Source records:
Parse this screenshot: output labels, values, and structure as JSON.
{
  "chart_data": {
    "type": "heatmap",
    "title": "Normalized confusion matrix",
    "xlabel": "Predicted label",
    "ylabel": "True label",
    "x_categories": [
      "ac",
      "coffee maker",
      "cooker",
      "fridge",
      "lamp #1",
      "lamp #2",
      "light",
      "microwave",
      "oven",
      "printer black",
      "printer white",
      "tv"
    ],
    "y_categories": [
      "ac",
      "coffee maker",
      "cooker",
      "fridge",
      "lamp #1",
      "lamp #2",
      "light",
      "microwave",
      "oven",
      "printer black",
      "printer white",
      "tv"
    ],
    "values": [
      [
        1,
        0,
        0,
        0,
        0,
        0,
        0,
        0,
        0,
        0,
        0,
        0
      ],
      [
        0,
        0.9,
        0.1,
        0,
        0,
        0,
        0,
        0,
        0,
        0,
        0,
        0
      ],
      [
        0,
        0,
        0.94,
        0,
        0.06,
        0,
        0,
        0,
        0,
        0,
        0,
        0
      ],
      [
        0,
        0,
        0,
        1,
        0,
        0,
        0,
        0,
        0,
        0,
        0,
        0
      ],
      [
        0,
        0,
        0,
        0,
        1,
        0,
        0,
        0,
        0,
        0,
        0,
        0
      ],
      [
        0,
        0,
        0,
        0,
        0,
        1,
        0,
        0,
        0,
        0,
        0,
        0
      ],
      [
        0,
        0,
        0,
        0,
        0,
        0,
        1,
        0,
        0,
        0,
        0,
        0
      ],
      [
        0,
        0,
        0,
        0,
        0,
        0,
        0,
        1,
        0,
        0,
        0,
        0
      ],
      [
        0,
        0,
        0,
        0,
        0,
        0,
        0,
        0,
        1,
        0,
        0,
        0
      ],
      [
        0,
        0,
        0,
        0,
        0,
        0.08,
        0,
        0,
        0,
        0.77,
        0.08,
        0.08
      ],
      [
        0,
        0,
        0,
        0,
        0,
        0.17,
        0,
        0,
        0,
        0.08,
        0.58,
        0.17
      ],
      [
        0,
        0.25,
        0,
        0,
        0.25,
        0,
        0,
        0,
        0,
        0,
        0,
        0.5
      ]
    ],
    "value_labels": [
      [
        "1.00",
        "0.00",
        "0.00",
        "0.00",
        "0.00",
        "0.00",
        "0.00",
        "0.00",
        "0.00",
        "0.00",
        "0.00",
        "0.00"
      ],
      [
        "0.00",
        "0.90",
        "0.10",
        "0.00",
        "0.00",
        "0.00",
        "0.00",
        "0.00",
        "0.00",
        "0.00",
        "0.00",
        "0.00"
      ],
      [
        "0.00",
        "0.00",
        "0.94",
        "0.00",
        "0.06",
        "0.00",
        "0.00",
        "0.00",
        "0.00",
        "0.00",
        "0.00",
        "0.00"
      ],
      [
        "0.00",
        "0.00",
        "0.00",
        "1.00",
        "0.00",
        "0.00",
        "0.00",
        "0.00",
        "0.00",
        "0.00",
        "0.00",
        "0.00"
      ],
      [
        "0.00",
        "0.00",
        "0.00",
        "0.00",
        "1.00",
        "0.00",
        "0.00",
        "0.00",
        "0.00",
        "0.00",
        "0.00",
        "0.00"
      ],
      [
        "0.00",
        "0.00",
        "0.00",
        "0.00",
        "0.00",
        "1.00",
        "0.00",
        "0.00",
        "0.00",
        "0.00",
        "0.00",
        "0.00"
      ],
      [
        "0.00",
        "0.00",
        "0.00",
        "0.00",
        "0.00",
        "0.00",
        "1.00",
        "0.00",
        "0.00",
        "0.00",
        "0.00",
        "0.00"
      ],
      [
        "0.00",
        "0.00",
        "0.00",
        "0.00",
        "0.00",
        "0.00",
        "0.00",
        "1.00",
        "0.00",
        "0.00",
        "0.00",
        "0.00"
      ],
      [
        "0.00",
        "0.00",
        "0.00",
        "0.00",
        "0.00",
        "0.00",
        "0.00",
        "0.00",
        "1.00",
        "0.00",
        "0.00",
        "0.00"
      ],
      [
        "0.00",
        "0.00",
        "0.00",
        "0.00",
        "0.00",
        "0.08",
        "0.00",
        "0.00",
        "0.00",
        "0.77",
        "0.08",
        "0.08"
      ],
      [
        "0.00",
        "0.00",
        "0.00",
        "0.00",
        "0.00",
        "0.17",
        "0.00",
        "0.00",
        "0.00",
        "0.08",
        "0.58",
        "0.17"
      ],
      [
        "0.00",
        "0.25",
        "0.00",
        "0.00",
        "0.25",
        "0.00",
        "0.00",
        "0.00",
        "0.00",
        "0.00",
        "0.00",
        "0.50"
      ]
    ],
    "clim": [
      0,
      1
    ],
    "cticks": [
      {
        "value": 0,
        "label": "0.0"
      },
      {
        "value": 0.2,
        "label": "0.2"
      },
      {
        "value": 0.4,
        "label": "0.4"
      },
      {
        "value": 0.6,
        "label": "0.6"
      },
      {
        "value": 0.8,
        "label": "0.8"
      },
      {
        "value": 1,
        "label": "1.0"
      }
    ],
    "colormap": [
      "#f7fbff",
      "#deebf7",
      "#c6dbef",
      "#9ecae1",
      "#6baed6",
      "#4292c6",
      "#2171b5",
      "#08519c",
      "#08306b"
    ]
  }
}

• _WHAT THE TASK REQUIRES_:
Output all of the material exactly as written.

• _PROBLEM SOLUTION_:
Parse this screenshot: output labels, values, and structure as JSON.
{
  "chart_data": {
    "type": "heatmap",
    "title": "Normalized confusion matrix",
    "xlabel": "Predicted label",
    "ylabel": "True label",
    "x_categories": [
      "ac",
      "coffee maker",
      "cooker",
      "fridge",
      "lamp #1",
      "lamp #2",
      "light",
      "microwave",
      "oven",
      "printer black",
      "printer white",
      "tv"
    ],
    "y_categories": [
      "ac",
      "coffee maker",
      "cooker",
      "fridge",
      "lamp #1",
      "lamp #2",
      "light",
      "microwave",
      "oven",
      "printer black",
      "printer white",
      "tv"
    ],
    "values": [
      [
        1,
        0,
        0,
        0,
        0,
        0,
        0,
        0,
        0,
        0,
        0,
        0
      ],
      [
        0,
        0.9,
        0.1,
        0,
        0,
        0,
        0,
        0,
        0,
        0,
        0,
        0
      ],
      [
        0,
        0,
        0.94,
        0,
        0.06,
        0,
        0,
        0,
        0,
        0,
        0,
        0
      ],
      [
        0,
        0,
        0,
        1,
        0,
        0,
        0,
        0,
        0,
        0,
        0,
        0
      ],
      [
        0,
        0,
        0,
        0,
        1,
        0,
        0,
        0,
        0,
        0,
        0,
        0
      ],
      [
        0,
        0,
        0,
        0,
        0,
        1,
        0,
        0,
        0,
        0,
        0,
        0
      ],
      [
        0,
        0,
        0,
        0,
        0,
        0,
        1,
        0,
        0,
        0,
        0,
        0
      ],
      [
        0,
        0,
        0,
        0,
        0,
        0,
        0,
        1,
        0,
        0,
        0,
        0
      ],
      [
        0,
        0,
        0,
        0,
        0,
        0,
        0,
        0,
        1,
        0,
        0,
        0
      ],
      [
        0,
        0,
        0,
        0,
        0,
        0.08,
        0,
        0,
        0,
        0.77,
        0.08,
        0.08
      ],
      [
        0,
        0,
        0,
        0,
        0,
        0.17,
        0,
        0,
        0,
        0.08,
        0.58,
        0.17
      ],
      [
        0,
        0.25,
        0,
        0,
        0.25,
        0,
        0,
        0,
        0,
        0,
        0,
        0.5
      ]
    ],
    "value_labels": [
      [
        "1.00",
        "0.00",
        "0.00",
        "0.00",
        "0.00",
        "0.00",
        "0.00",
        "0.00",
        "0.00",
        "0.00",
        "0.00",
        "0.00"
      ],
      [
        "0.00",
        "0.90",
        "0.10",
        "0.00",
        "0.00",
        "0.00",
        "0.00",
        "0.00",
        "0.00",
        "0.00",
        "0.00",
        "0.00"
      ],
      [
        "0.00",
        "0.00",
        "0.94",
        "0.00",
        "0.06",
        "0.00",
        "0.00",
        "0.00",
        "0.00",
        "0.00",
        "0.00",
        "0.00"
      ],
      [
        "0.00",
        "0.00",
        "0.00",
        "1.00",
        "0.00",
        "0.00",
        "0.00",
        "0.00",
        "0.00",
        "0.00",
        "0.00",
        "0.00"
      ],
      [
        "0.00",
        "0.00",
        "0.00",
        "0.00",
        "1.00",
        "0.00",
        "0.00",
        "0.00",
        "0.00",
        "0.00",
        "0.00",
        "0.00"
      ],
      [
        "0.00",
        "0.00",
        "0.00",
        "0.00",
        "0.00",
        "1.00",
        "0.00",
        "0.00",
        "0.00",
        "0.00",
        "0.00",
        "0.00"
      ],
      [
        "0.00",
        "0.00",
        "0.00",
        "0.00",
        "0.00",
        "0.00",
        "1.00",
        "0.00",
        "0.00",
        "0.00",
        "0.00",
        "0.00"
      ],
      [
        "0.00",
        "0.00",
        "0.00",
        "0.00",
        "0.00",
        "0.00",
        "0.00",
        "1.00",
        "0.00",
        "0.00",
        "0.00",
        "0.00"
      ],
      [
        "0.00",
        "0.00",
        "0.00",
        "0.00",
        "0.00",
        "0.00",
        "0.00",
        "0.00",
        "1.00",
        "0.00",
        "0.00",
        "0.00"
      ],
      [
        "0.00",
        "0.00",
        "0.00",
        "0.00",
        "0.00",
        "0.08",
        "0.00",
        "0.00",
        "0.00",
        "0.77",
        "0.08",
        "0.08"
      ],
      [
        "0.00",
        "0.00",
        "0.00",
        "0.00",
        "0.00",
        "0.17",
        "0.00",
        "0.00",
        "0.00",
        "0.08",
        "0.58",
        "0.17"
      ],
      [
        "0.00",
        "0.25",
        "0.00",
        "0.00",
        "0.25",
        "0.00",
        "0.00",
        "0.00",
        "0.00",
        "0.00",
        "0.00",
        "0.50"
      ]
    ],
    "clim": [
      0,
      1
    ],
    "cticks": [
      {
        "value": 0,
        "label": "0.0"
      },
      {
        "value": 0.2,
        "label": "0.2"
      },
      {
        "value": 0.4,
        "label": "0.4"
      },
      {
        "value": 0.6,
        "label": "0.6"
      },
      {
        "value": 0.8,
        "label": "0.8"
      },
      {
        "value": 1,
        "label": "1.0"
      }
    ],
    "colormap": [
      "#f7fbff",
      "#deebf7",
      "#c6dbef",
      "#9ecae1",
      "#6baed6",
      "#4292c6",
      "#2171b5",
      "#08519c",
      "#08306b"
    ]
  }
}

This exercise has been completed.